_Task_
Output all records precisely as written.

_Material_
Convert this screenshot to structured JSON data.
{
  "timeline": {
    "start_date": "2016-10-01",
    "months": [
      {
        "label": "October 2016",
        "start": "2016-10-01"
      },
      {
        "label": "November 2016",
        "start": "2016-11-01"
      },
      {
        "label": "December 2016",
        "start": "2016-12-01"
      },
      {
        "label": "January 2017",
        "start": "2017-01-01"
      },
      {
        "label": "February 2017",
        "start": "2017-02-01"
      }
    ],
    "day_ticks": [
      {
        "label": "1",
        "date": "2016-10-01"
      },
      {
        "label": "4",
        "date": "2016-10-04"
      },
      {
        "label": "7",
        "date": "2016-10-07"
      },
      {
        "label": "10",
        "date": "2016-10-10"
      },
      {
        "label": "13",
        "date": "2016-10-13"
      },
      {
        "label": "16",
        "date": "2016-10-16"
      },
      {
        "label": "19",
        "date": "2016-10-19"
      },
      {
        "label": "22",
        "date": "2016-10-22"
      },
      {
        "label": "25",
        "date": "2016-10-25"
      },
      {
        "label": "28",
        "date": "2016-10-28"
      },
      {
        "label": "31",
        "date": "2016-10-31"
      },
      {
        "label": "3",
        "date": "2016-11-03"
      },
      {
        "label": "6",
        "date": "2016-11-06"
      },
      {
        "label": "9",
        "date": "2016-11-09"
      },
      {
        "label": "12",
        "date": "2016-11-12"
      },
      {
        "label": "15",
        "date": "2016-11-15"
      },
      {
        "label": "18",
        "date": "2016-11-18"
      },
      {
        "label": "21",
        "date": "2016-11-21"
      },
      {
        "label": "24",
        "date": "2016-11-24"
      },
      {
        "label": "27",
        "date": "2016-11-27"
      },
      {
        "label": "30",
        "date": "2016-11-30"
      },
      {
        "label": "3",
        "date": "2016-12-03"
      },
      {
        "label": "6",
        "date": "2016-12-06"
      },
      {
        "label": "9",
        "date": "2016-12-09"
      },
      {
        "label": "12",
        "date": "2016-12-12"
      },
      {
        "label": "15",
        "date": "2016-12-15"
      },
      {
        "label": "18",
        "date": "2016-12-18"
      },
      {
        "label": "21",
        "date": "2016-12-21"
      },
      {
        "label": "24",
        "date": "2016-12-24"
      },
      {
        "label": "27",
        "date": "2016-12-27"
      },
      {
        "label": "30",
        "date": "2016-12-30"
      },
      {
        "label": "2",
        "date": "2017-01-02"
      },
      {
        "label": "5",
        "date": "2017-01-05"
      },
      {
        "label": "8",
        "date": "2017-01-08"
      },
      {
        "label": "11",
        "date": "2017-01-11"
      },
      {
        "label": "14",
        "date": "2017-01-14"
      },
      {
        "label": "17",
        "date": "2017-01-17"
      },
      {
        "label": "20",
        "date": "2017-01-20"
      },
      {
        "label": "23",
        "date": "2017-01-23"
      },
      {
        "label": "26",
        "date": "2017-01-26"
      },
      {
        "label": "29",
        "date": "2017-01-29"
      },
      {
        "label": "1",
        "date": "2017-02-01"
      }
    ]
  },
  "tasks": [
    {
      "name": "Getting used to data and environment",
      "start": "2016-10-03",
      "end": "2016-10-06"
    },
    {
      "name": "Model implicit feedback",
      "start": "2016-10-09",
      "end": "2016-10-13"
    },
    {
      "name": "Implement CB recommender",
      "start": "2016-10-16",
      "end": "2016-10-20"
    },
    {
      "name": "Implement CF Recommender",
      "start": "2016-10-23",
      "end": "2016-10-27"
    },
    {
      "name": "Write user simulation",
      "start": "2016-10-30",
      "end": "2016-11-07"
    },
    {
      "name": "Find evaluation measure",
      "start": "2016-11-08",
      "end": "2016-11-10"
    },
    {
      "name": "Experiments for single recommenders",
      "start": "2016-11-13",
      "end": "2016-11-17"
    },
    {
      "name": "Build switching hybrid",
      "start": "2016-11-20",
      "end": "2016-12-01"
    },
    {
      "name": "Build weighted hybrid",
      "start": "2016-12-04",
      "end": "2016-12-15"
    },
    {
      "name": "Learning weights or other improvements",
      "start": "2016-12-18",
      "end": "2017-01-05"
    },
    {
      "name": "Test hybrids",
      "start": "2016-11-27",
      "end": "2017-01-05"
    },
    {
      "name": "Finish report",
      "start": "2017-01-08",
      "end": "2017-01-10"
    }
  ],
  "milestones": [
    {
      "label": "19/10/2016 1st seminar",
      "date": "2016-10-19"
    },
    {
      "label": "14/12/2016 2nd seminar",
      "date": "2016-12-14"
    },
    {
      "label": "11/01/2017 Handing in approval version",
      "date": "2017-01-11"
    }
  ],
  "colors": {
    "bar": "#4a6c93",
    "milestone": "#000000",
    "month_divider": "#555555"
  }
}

_Final result_
Convert this screenshot to structured JSON data.
{
  "timeline": {
    "start_date": "2016-10-01",
    "months": [
      {
        "label": "October 2016",
        "start": "2016-10-01"
      },
      {
        "label": "November 2016",
        "start": "2016-11-01"
      },
      {
        "label": "December 2016",
        "start": "2016-12-01"
      },
      {
        "label": "January 2017",
        "start": "2017-01-01"
      },
      {
        "label": "February 2017",
        "start": "2017-02-01"
      }
    ],
    "day_ticks": [
      {
        "label": "1",
        "date": "2016-10-01"
      },
      {
        "label": "4",
        "date": "2016-10-04"
      },
      {
        "label": "7",
        "date": "2016-10-07"
      },
      {
        "label": "10",
        "date": "2016-10-10"
      },
      {
        "label": "13",
        "date": "2016-10-13"
      },
      {
        "label": "16",
        "date": "2016-10-16"
      },
      {
        "label": "19",
        "date": "2016-10-19"
      },
      {
        "label": "22",
        "date": "2016-10-22"
      },
      {
        "label": "25",
        "date": "2016-10-25"
      },
      {
        "label": "28",
        "date": "2016-10-28"
      },
      {
        "label": "31",
        "date": "2016-10-31"
      },
      {
        "label": "3",
        "date": "2016-11-03"
      },
      {
        "label": "6",
        "date": "2016-11-06"
      },
      {
        "label": "9",
        "date": "2016-11-09"
      },
      {
        "label": "12",
        "date": "2016-11-12"
      },
      {
        "label": "15",
        "date": "2016-11-15"
      },
      {
        "label": "18",
        "date": "2016-11-18"
      },
      {
        "label": "21",
        "date": "2016-11-21"
      },
      {
        "label": "24",
        "date": "2016-11-24"
      },
      {
        "label": "27",
        "date": "2016-11-27"
      },
      {
        "label": "30",
        "date": "2016-11-30"
      },
      {
        "label": "3",
        "date": "2016-12-03"
      },
      {
        "label": "6",
        "date": "2016-12-06"
      },
      {
        "label": "9",
        "date": "2016-12-09"
      },
      {
        "label": "12",
        "date": "2016-12-12"
      },
      {
        "label": "15",
        "date": "2016-12-15"
      },
      {
        "label": "18",
        "date": "2016-12-18"
      },
      {
        "label": "21",
        "date": "2016-12-21"
      },
      {
        "label": "24",
        "date": "2016-12-24"
      },
      {
        "label": "27",
        "date": "2016-12-27"
      },
      {
        "label": "30",
        "date": "2016-12-30"
      },
      {
        "label": "2",
        "date": "2017-01-02"
      },
      {
        "label": "5",
        "date": "2017-01-05"
      },
      {
        "label": "8",
        "date": "2017-01-08"
      },
      {
        "label": "11",
        "date": "2017-01-11"
      },
      {
        "label": "14",
        "date": "2017-01-14"
      },
      {
        "label": "17",
        "date": "2017-01-17"
      },
      {
        "label": "20",
        "date": "2017-01-20"
      },
      {
        "label": "23",
        "date": "2017-01-23"
      },
      {
        "label": "26",
        "date": "2017-01-26"
      },
      {
        "label": "29",
        "date": "2017-01-29"
      },
      {
        "label": "1",
        "date": "2017-02-01"
      }
    ]
  },
  "tasks": [
    {
      "name": "Getting used to data and environment",
      "start": "2016-10-03",
      "end": "2016-10-06"
    },
    {
      "name": "Model implicit feedback",
      "start": "2016-10-09",
      "end": "2016-10-13"
    },
    {
      "name": "Implement CB recommender",
      "start": "2016-10-16",
      "end": "2016-10-20"
    },
    {
      "name": "Implement CF Recommender",
      "start": "2016-10-23",
      "end": "2016-10-27"
    },
    {
      "name": "Write user simulation",
      "start": "2016-10-30",
      "end": "2016-11-07"
    },
    {
      "name": "Find evaluation measure",
      "start": "2016-11-08",
      "end": "2016-11-10"
    },
    {
      "name": "Experiments for single recommenders",
      "start": "2016-11-13",
      "end": "2016-11-17"
    },
    {
      "name": "Build switching hybrid",
      "start": "2016-11-20",
      "end": "2016-12-01"
    },
    {
      "name": "Build weighted hybrid",
      "start": "2016-12-04",
      "end": "2016-12-15"
    },
    {
      "name": "Learning weights or other improvements",
      "start": "2016-12-18",
      "end": "2017-01-05"
    },
    {
      "name": "Test hybrids",
      "start": "2016-11-27",
      "end": "2017-01-05"
    },
    {
      "name": "Finish report",
      "start": "2017-01-08",
      "end": "2017-01-10"
    }
  ],
  "milestones": [
    {
      "label": "19/10/2016 1st seminar",
      "date": "2016-10-19"
    },
    {
      "label": "14/12/2016 2nd seminar",
      "date": "2016-12-14"
    },
    {
      "label": "11/01/2017 Handing in approval version",
      "date": "2017-01-11"
    }
  ],
  "colors": {
    "bar": "#4a6c93",
    "milestone": "#000000",
    "month_divider": "#555555"
  }
}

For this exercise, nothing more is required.